◆ AIM OF THE EXERCISE: List all lines of the data that include the string "placeholder".

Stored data
━━━━━━

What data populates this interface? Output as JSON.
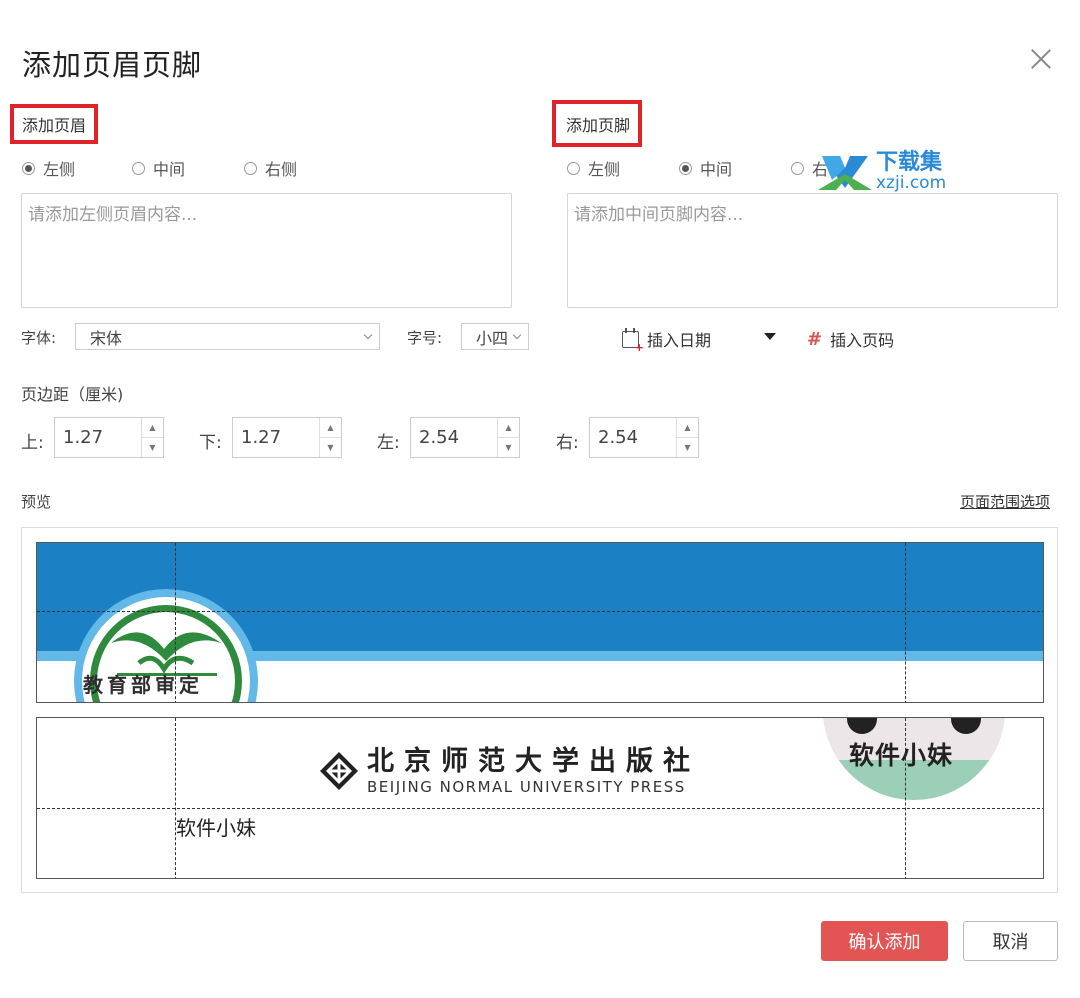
{
  "dialog": {
    "title": "添加页眉页脚"
  },
  "header": {
    "section_label": "添加页眉",
    "positions": [
      "左侧",
      "中间",
      "右侧"
    ],
    "selected": "左侧",
    "placeholder": "请添加左侧页眉内容...",
    "font_label": "字体:",
    "font_value": "宋体",
    "size_label": "字号:",
    "size_value": "小四"
  },
  "footer": {
    "section_label": "添加页脚",
    "positions": [
      "左侧",
      "中间",
      "右"
    ],
    "selected": "中间",
    "placeholder": "请添加中间页脚内容...",
    "insert_date": "插入日期",
    "insert_page": "插入页码"
  },
  "margins": {
    "title": "页边距（厘米)",
    "top_label": "上:",
    "top": "1.27",
    "bottom_label": "下:",
    "bottom": "1.27",
    "left_label": "左:",
    "left": "2.54",
    "right_label": "右:",
    "right": "2.54"
  },
  "preview": {
    "label": "预览",
    "range_link": "页面范围选项",
    "emblem_text": "教育部审定",
    "publisher_cn": "北京师范大学出版社",
    "publisher_en": "BEIJING NORMAL UNIVERSITY PRESS",
    "avatar_text": "软件小妹",
    "footer_text": "软件小妹"
  },
  "buttons": {
    "confirm": "确认添加",
    "cancel": "取消"
  },
  "watermark": {
    "line1": "下载集",
    "line2": "xzji.com"
  },
  "colors": {
    "accent_red": "#e0232b",
    "confirm_bg": "#e25554",
    "banner_blue": "#1b80c4",
    "light_blue": "#62b8e6",
    "emblem_green": "#2e8a3c",
    "avatar_teal": "#9ccfb8"
  }
}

━━━━━━

◆ WRITTEN SOLUTION:
    "placeholder": "请添加左侧页眉内容...",
    "placeholder": "请添加中间页脚内容...",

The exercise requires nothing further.